__Goal__
Reproduce every entry exactly, without alteration.

__Items__
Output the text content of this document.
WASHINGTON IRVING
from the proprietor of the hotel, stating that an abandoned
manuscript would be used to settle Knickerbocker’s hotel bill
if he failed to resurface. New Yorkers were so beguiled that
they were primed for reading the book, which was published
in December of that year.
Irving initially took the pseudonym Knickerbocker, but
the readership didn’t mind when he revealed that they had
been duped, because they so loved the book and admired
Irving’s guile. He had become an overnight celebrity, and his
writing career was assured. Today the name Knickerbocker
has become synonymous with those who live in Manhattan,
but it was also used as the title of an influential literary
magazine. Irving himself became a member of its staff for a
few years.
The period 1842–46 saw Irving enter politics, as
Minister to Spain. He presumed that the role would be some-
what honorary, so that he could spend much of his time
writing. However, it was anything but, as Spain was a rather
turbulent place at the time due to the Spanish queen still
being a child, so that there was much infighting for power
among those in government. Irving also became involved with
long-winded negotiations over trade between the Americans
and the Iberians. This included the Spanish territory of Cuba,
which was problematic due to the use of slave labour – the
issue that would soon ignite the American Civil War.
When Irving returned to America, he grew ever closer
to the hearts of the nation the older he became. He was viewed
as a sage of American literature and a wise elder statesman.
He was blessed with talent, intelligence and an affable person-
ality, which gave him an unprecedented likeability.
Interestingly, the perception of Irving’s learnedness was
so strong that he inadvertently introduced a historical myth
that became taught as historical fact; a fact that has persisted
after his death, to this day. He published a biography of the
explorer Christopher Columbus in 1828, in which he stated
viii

__Exercise result__
Output the text content of this document.
WASHINGTON IRVING
from the proprietor of the hotel, stating that an abandoned
manuscript would be used to settle Knickerbocker’s hotel bill
if he failed to resurface. New Yorkers were so beguiled that
they were primed for reading the book, which was published
in December of that year.
Irving initially took the pseudonym Knickerbocker, but
the readership didn’t mind when he revealed that they had
been duped, because they so loved the book and admired
Irving’s guile. He had become an overnight celebrity, and his
writing career was assured. Today the name Knickerbocker
has become synonymous with those who live in Manhattan,
but it was also used as the title of an influential literary
magazine. Irving himself became a member of its staff for a
few years.
The period 1842–46 saw Irving enter politics, as
Minister to Spain. He presumed that the role would be some-
what honorary, so that he could spend much of his time
writing. However, it was anything but, as Spain was a rather
turbulent place at the time due to the Spanish queen still
being a child, so that there was much infighting for power
among those in government. Irving also became involved with
long-winded negotiations over trade between the Americans
and the Iberians. This included the Spanish territory of Cuba,
which was problematic due to the use of slave labour – the
issue that would soon ignite the American Civil War.
When Irving returned to America, he grew ever closer
to the hearts of the nation the older he became. He was viewed
as a sage of American literature and a wise elder statesman.
He was blessed with talent, intelligence and an affable person-
ality, which gave him an unprecedented likeability.
Interestingly, the perception of Irving’s learnedness was
so strong that he inadvertently introduced a historical myth
that became taught as historical fact; a fact that has persisted
after his death, to this day. He published a biography of the
explorer Christopher Columbus in 1828, in which he stated
viii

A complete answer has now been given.